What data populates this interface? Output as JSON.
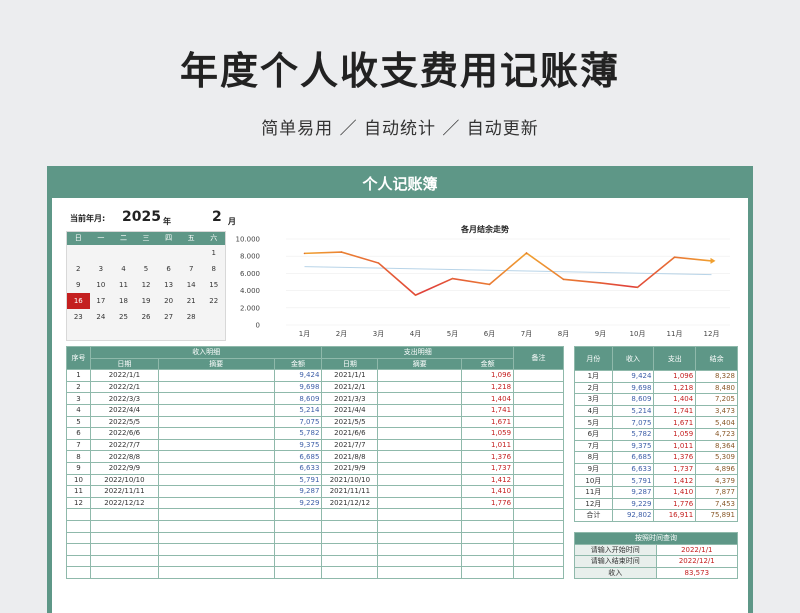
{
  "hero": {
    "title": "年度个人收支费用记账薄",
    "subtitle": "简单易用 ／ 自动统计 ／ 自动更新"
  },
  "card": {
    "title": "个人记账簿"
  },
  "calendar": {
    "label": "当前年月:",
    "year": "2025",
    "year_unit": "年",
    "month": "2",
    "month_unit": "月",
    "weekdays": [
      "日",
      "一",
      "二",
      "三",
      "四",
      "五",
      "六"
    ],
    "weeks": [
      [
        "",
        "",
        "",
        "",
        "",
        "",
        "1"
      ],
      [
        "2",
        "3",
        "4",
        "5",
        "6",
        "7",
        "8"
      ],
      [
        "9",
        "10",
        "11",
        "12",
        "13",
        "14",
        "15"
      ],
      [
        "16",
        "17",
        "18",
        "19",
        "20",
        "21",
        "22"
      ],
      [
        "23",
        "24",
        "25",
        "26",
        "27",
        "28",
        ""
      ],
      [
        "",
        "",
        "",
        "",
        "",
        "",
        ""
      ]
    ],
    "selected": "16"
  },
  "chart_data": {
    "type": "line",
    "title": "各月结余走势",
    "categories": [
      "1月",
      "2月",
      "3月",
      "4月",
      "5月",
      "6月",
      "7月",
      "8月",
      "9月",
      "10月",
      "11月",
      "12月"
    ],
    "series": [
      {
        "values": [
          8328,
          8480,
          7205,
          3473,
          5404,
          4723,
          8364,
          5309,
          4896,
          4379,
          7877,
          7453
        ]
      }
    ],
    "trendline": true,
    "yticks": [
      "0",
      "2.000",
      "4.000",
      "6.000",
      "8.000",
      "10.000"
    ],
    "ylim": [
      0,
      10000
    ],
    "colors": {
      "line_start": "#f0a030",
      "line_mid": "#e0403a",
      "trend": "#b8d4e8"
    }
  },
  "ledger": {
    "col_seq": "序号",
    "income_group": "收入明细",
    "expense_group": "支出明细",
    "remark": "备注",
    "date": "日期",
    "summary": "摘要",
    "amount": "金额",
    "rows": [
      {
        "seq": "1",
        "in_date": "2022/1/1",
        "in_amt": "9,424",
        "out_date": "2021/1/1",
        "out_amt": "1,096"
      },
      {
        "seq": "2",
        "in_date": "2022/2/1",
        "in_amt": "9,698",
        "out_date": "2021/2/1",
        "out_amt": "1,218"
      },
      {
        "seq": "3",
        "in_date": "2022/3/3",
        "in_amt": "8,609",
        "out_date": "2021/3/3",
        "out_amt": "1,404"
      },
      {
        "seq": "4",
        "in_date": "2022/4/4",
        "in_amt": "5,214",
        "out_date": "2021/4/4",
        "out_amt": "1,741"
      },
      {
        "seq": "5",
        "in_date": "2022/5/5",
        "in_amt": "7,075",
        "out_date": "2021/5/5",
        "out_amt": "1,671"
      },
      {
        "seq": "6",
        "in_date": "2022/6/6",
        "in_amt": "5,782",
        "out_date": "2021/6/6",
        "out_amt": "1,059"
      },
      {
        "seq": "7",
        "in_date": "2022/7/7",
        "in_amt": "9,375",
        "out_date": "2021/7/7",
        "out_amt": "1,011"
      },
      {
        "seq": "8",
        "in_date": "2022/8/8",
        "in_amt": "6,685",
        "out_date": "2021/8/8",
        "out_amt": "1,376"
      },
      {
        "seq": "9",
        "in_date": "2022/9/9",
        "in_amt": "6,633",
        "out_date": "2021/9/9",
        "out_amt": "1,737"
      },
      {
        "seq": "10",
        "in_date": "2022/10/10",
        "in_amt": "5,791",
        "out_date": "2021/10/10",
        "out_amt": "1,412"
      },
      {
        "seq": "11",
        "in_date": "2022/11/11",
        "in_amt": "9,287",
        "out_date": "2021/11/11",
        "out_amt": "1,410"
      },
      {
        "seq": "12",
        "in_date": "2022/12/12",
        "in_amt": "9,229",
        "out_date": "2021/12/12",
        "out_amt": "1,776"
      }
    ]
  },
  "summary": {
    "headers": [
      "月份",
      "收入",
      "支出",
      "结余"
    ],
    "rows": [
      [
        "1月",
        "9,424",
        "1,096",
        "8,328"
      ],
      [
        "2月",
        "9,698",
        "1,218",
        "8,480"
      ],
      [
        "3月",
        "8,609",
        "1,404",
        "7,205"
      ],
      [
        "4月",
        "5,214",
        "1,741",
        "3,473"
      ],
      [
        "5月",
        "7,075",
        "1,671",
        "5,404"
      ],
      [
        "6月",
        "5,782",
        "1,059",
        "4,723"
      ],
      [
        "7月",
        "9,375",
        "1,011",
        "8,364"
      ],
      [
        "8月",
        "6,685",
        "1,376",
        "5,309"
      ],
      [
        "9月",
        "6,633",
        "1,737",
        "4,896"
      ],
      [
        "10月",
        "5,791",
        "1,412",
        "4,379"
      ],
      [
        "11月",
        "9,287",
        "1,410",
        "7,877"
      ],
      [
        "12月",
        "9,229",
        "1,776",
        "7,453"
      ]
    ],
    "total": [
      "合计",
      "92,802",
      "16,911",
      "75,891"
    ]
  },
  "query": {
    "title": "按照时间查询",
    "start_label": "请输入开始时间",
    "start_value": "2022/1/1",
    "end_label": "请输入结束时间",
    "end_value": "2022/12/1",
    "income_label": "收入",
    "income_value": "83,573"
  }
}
□ □ □
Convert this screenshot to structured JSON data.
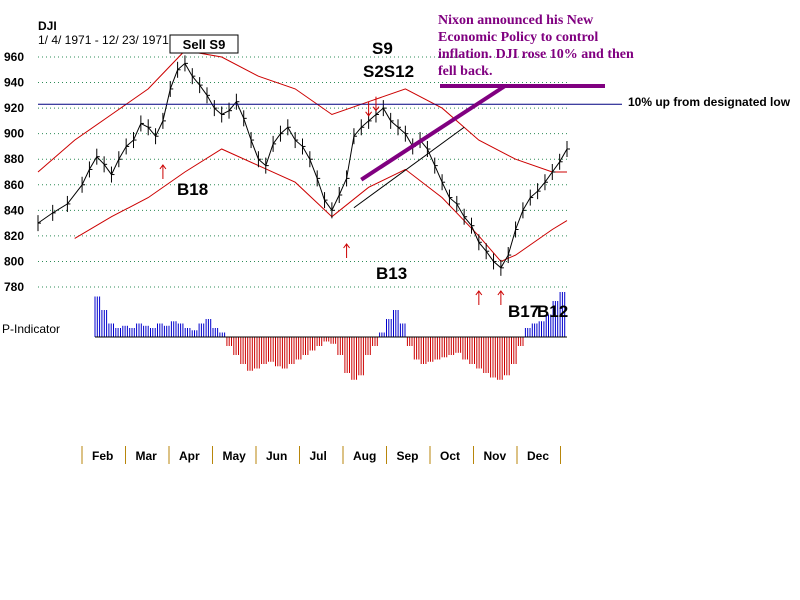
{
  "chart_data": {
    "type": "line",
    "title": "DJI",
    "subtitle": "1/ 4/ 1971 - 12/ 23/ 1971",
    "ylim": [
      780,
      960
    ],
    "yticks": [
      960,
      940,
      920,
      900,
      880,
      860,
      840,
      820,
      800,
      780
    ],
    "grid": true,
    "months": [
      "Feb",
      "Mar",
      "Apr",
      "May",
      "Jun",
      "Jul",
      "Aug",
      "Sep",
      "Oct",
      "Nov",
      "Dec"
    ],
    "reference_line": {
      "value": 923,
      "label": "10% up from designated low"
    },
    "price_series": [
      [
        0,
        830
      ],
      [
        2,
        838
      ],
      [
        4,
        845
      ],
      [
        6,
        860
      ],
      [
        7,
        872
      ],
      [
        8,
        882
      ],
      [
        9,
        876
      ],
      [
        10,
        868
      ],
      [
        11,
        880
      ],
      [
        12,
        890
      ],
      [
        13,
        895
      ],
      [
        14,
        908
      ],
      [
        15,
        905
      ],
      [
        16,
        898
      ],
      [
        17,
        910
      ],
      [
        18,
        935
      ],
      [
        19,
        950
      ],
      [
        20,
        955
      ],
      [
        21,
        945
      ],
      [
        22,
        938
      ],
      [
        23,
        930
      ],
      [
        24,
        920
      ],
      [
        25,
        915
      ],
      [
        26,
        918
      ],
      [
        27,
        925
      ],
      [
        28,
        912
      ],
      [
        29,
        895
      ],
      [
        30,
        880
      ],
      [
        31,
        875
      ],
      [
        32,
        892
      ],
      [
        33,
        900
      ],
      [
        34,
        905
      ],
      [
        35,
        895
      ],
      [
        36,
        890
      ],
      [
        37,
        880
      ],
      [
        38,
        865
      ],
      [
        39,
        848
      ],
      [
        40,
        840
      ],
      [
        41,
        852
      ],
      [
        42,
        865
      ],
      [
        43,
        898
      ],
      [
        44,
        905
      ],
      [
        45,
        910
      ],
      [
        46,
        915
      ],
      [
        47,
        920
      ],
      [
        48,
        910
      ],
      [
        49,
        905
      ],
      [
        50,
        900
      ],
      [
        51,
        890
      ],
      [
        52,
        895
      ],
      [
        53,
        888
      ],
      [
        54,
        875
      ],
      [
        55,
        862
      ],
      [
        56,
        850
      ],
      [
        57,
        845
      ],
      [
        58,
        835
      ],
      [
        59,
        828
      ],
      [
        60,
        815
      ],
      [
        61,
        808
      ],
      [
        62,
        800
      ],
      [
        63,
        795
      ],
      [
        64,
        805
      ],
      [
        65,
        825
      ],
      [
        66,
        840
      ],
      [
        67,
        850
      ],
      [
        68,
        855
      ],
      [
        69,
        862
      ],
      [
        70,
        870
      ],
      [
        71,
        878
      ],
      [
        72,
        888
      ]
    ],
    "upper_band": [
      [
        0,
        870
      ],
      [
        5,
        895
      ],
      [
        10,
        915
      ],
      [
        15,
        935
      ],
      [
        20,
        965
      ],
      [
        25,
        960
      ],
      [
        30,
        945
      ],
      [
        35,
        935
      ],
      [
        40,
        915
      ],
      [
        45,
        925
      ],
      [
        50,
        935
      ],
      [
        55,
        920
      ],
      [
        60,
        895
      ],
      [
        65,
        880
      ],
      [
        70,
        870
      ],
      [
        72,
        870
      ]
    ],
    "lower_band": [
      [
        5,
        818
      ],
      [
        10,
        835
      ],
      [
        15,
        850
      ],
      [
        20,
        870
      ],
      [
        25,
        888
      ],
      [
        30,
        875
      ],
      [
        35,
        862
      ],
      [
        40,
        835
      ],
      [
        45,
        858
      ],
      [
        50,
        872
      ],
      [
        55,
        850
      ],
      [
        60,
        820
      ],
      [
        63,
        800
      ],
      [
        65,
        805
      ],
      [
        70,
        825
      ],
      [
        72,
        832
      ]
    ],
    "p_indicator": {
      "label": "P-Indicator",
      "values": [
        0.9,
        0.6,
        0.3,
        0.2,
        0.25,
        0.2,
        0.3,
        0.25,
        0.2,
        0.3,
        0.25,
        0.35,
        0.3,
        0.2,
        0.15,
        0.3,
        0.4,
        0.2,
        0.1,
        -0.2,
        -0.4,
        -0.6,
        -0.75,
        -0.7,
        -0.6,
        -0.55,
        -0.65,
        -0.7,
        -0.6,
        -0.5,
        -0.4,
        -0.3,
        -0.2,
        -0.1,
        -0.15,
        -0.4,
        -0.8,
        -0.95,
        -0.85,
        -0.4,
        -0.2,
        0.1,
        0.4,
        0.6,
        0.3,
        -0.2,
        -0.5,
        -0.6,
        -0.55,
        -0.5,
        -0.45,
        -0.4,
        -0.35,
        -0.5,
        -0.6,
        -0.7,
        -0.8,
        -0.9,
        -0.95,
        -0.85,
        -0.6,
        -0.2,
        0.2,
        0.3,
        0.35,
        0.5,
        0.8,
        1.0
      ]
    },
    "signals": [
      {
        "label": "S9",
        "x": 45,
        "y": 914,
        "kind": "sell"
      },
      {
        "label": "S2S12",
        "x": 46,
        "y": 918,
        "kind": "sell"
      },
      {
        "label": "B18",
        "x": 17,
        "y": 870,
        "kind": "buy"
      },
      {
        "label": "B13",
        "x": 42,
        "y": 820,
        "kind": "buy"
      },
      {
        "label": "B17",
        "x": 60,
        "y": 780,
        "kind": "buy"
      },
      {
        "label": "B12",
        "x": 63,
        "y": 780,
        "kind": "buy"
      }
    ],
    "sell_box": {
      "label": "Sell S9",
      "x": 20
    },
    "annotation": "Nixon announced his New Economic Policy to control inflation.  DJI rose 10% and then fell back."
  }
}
□ □ □
:: Job ::
Copy every line of the listing that contains the word "subtitle".

:: Task answer ::
    "subtitle": "简单易用 ／ 自动统计 ／ 自动更新"
    "subtitle": "1/ 4/ 1971 - 12/ 23/ 1971",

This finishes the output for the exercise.